# Written problem
Which lines hold the word "meals"? Copy each one.

# Data shown

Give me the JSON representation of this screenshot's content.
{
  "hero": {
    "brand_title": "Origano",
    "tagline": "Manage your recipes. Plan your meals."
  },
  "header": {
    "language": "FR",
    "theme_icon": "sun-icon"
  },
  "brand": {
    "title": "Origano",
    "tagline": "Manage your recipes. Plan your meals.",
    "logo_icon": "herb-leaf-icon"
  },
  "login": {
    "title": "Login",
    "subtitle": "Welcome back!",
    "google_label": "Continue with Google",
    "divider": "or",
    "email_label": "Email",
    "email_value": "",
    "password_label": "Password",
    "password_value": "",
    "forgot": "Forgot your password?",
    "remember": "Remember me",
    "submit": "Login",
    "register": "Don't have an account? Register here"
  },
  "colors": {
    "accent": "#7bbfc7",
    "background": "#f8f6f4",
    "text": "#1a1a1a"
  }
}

# Finished answer
    "tagline": "Manage your recipes. Plan your meals."
    "tagline": "Manage your recipes. Plan your meals.",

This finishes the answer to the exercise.